══ ROWS

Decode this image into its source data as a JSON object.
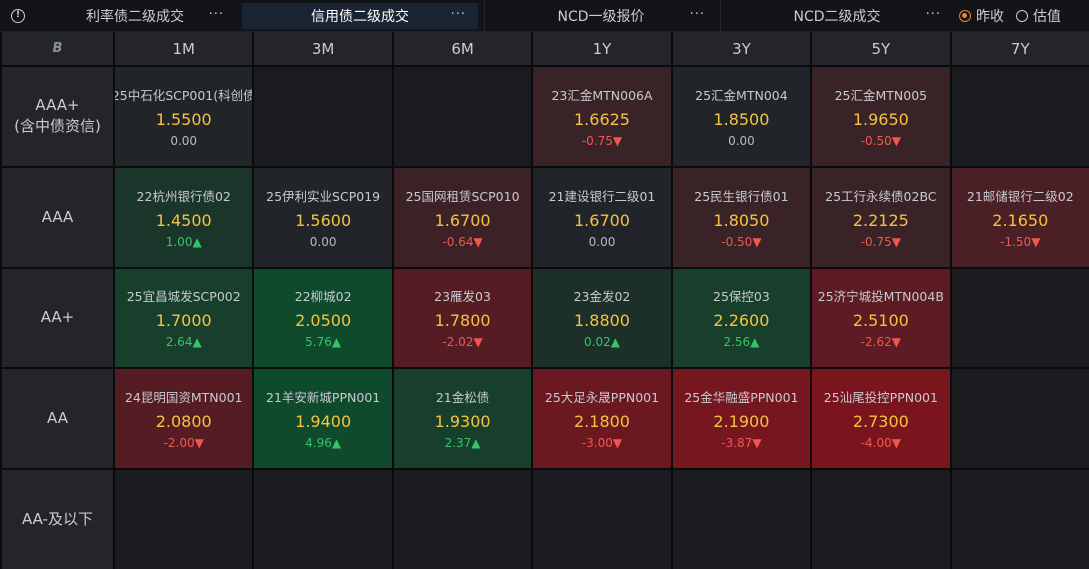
{
  "tabs": [
    {
      "label": "利率债二级成交",
      "more": "···",
      "active": false
    },
    {
      "label": "信用债二级成交",
      "more": "···",
      "active": true
    },
    {
      "label": "NCD一级报价",
      "more": "···",
      "active": false
    },
    {
      "label": "NCD二级成交",
      "more": "···",
      "active": false
    }
  ],
  "radio": {
    "options": [
      {
        "label": "昨收",
        "checked": true
      },
      {
        "label": "估值",
        "checked": false
      }
    ]
  },
  "grid": {
    "corner": "B",
    "columns": [
      "1M",
      "3M",
      "6M",
      "1Y",
      "3Y",
      "5Y",
      "7Y"
    ],
    "rows": [
      {
        "label_line1": "AAA+",
        "label_line2": "(含中债资信)",
        "cells": [
          {
            "name": "25中石化SCP001(科创债",
            "yield": "1.5500",
            "change": "0.00",
            "dir": "flat",
            "bg": "#212429"
          },
          null,
          null,
          {
            "name": "23汇金MTN006A",
            "yield": "1.6625",
            "change": "-0.75",
            "arrow": "▼",
            "dir": "down",
            "bg": "#3a2327"
          },
          {
            "name": "25汇金MTN004",
            "yield": "1.8500",
            "change": "0.00",
            "dir": "flat",
            "bg": "#212429"
          },
          {
            "name": "25汇金MTN005",
            "yield": "1.9650",
            "change": "-0.50",
            "arrow": "▼",
            "dir": "down",
            "bg": "#3a2327"
          },
          null
        ]
      },
      {
        "label_line1": "AAA",
        "label_line2": "",
        "cells": [
          {
            "name": "22杭州银行债02",
            "yield": "1.4500",
            "change": "1.00",
            "arrow": "▲",
            "dir": "up",
            "bg": "#1a362b"
          },
          {
            "name": "25伊利实业SCP019",
            "yield": "1.5600",
            "change": "0.00",
            "dir": "flat",
            "bg": "#212429"
          },
          {
            "name": "25国网租赁SCP010",
            "yield": "1.6700",
            "change": "-0.64",
            "arrow": "▼",
            "dir": "down",
            "bg": "#3c2227"
          },
          {
            "name": "21建设银行二级01",
            "yield": "1.6700",
            "change": "0.00",
            "dir": "flat",
            "bg": "#212429"
          },
          {
            "name": "25民生银行债01",
            "yield": "1.8050",
            "change": "-0.50",
            "arrow": "▼",
            "dir": "down",
            "bg": "#3a2327"
          },
          {
            "name": "25工行永续债02BC",
            "yield": "2.2125",
            "change": "-0.75",
            "arrow": "▼",
            "dir": "down",
            "bg": "#3a2327"
          },
          {
            "name": "21邮储银行二级02",
            "yield": "2.1650",
            "change": "-1.50",
            "arrow": "▼",
            "dir": "down",
            "bg": "#4a1f25"
          }
        ]
      },
      {
        "label_line1": "AA+",
        "label_line2": "",
        "cells": [
          {
            "name": "25宜昌城发SCP002",
            "yield": "1.7000",
            "change": "2.64",
            "arrow": "▲",
            "dir": "up",
            "bg": "#173f2c"
          },
          {
            "name": "22柳城02",
            "yield": "2.0500",
            "change": "5.76",
            "arrow": "▲",
            "dir": "up",
            "bg": "#0f4a2d"
          },
          {
            "name": "23雁发03",
            "yield": "1.7800",
            "change": "-2.02",
            "arrow": "▼",
            "dir": "down",
            "bg": "#561c24"
          },
          {
            "name": "23金发02",
            "yield": "1.8800",
            "change": "0.02",
            "arrow": "▲",
            "dir": "up",
            "bg": "#1c2f28"
          },
          {
            "name": "25保控03",
            "yield": "2.2600",
            "change": "2.56",
            "arrow": "▲",
            "dir": "up",
            "bg": "#173f2c"
          },
          {
            "name": "25济宁城投MTN004B",
            "yield": "2.5100",
            "change": "-2.62",
            "arrow": "▼",
            "dir": "down",
            "bg": "#5d1b24"
          },
          null
        ]
      },
      {
        "label_line1": "AA",
        "label_line2": "",
        "cells": [
          {
            "name": "24昆明国资MTN001",
            "yield": "2.0800",
            "change": "-2.00",
            "arrow": "▼",
            "dir": "down",
            "bg": "#561c24"
          },
          {
            "name": "21羊安新城PPN001",
            "yield": "1.9400",
            "change": "4.96",
            "arrow": "▲",
            "dir": "up",
            "bg": "#104a2d"
          },
          {
            "name": "21金松债",
            "yield": "1.9300",
            "change": "2.37",
            "arrow": "▲",
            "dir": "up",
            "bg": "#173f2c"
          },
          {
            "name": "25大足永晟PPN001",
            "yield": "2.1800",
            "change": "-3.00",
            "arrow": "▼",
            "dir": "down",
            "bg": "#6b1821"
          },
          {
            "name": "25金华融盛PPN001",
            "yield": "2.1900",
            "change": "-3.87",
            "arrow": "▼",
            "dir": "down",
            "bg": "#76161f"
          },
          {
            "name": "25汕尾投控PPN001",
            "yield": "2.7300",
            "change": "-4.00",
            "arrow": "▼",
            "dir": "down",
            "bg": "#7a151e"
          },
          null
        ]
      },
      {
        "label_line1": "AA-及以下",
        "label_line2": "",
        "cells": [
          null,
          null,
          null,
          null,
          null,
          null,
          null
        ]
      }
    ]
  }
}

════

■ SET TASK:
Reproduce each line exactly, please, except for any pictures.

■ FINAL ANSWER:
Decode this image into its source data as a JSON object.
{
  "tabs": [
    {
      "label": "利率债二级成交",
      "more": "···",
      "active": false
    },
    {
      "label": "信用债二级成交",
      "more": "···",
      "active": true
    },
    {
      "label": "NCD一级报价",
      "more": "···",
      "active": false
    },
    {
      "label": "NCD二级成交",
      "more": "···",
      "active": false
    }
  ],
  "radio": {
    "options": [
      {
        "label": "昨收",
        "checked": true
      },
      {
        "label": "估值",
        "checked": false
      }
    ]
  },
  "grid": {
    "corner": "B",
    "columns": [
      "1M",
      "3M",
      "6M",
      "1Y",
      "3Y",
      "5Y",
      "7Y"
    ],
    "rows": [
      {
        "label_line1": "AAA+",
        "label_line2": "(含中债资信)",
        "cells": [
          {
            "name": "25中石化SCP001(科创债",
            "yield": "1.5500",
            "change": "0.00",
            "dir": "flat",
            "bg": "#212429"
          },
          null,
          null,
          {
            "name": "23汇金MTN006A",
            "yield": "1.6625",
            "change": "-0.75",
            "arrow": "▼",
            "dir": "down",
            "bg": "#3a2327"
          },
          {
            "name": "25汇金MTN004",
            "yield": "1.8500",
            "change": "0.00",
            "dir": "flat",
            "bg": "#212429"
          },
          {
            "name": "25汇金MTN005",
            "yield": "1.9650",
            "change": "-0.50",
            "arrow": "▼",
            "dir": "down",
            "bg": "#3a2327"
          },
          null
        ]
      },
      {
        "label_line1": "AAA",
        "label_line2": "",
        "cells": [
          {
            "name": "22杭州银行债02",
            "yield": "1.4500",
            "change": "1.00",
            "arrow": "▲",
            "dir": "up",
            "bg": "#1a362b"
          },
          {
            "name": "25伊利实业SCP019",
            "yield": "1.5600",
            "change": "0.00",
            "dir": "flat",
            "bg": "#212429"
          },
          {
            "name": "25国网租赁SCP010",
            "yield": "1.6700",
            "change": "-0.64",
            "arrow": "▼",
            "dir": "down",
            "bg": "#3c2227"
          },
          {
            "name": "21建设银行二级01",
            "yield": "1.6700",
            "change": "0.00",
            "dir": "flat",
            "bg": "#212429"
          },
          {
            "name": "25民生银行债01",
            "yield": "1.8050",
            "change": "-0.50",
            "arrow": "▼",
            "dir": "down",
            "bg": "#3a2327"
          },
          {
            "name": "25工行永续债02BC",
            "yield": "2.2125",
            "change": "-0.75",
            "arrow": "▼",
            "dir": "down",
            "bg": "#3a2327"
          },
          {
            "name": "21邮储银行二级02",
            "yield": "2.1650",
            "change": "-1.50",
            "arrow": "▼",
            "dir": "down",
            "bg": "#4a1f25"
          }
        ]
      },
      {
        "label_line1": "AA+",
        "label_line2": "",
        "cells": [
          {
            "name": "25宜昌城发SCP002",
            "yield": "1.7000",
            "change": "2.64",
            "arrow": "▲",
            "dir": "up",
            "bg": "#173f2c"
          },
          {
            "name": "22柳城02",
            "yield": "2.0500",
            "change": "5.76",
            "arrow": "▲",
            "dir": "up",
            "bg": "#0f4a2d"
          },
          {
            "name": "23雁发03",
            "yield": "1.7800",
            "change": "-2.02",
            "arrow": "▼",
            "dir": "down",
            "bg": "#561c24"
          },
          {
            "name": "23金发02",
            "yield": "1.8800",
            "change": "0.02",
            "arrow": "▲",
            "dir": "up",
            "bg": "#1c2f28"
          },
          {
            "name": "25保控03",
            "yield": "2.2600",
            "change": "2.56",
            "arrow": "▲",
            "dir": "up",
            "bg": "#173f2c"
          },
          {
            "name": "25济宁城投MTN004B",
            "yield": "2.5100",
            "change": "-2.62",
            "arrow": "▼",
            "dir": "down",
            "bg": "#5d1b24"
          },
          null
        ]
      },
      {
        "label_line1": "AA",
        "label_line2": "",
        "cells": [
          {
            "name": "24昆明国资MTN001",
            "yield": "2.0800",
            "change": "-2.00",
            "arrow": "▼",
            "dir": "down",
            "bg": "#561c24"
          },
          {
            "name": "21羊安新城PPN001",
            "yield": "1.9400",
            "change": "4.96",
            "arrow": "▲",
            "dir": "up",
            "bg": "#104a2d"
          },
          {
            "name": "21金松债",
            "yield": "1.9300",
            "change": "2.37",
            "arrow": "▲",
            "dir": "up",
            "bg": "#173f2c"
          },
          {
            "name": "25大足永晟PPN001",
            "yield": "2.1800",
            "change": "-3.00",
            "arrow": "▼",
            "dir": "down",
            "bg": "#6b1821"
          },
          {
            "name": "25金华融盛PPN001",
            "yield": "2.1900",
            "change": "-3.87",
            "arrow": "▼",
            "dir": "down",
            "bg": "#76161f"
          },
          {
            "name": "25汕尾投控PPN001",
            "yield": "2.7300",
            "change": "-4.00",
            "arrow": "▼",
            "dir": "down",
            "bg": "#7a151e"
          },
          null
        ]
      },
      {
        "label_line1": "AA-及以下",
        "label_line2": "",
        "cells": [
          null,
          null,
          null,
          null,
          null,
          null,
          null
        ]
      }
    ]
  }
}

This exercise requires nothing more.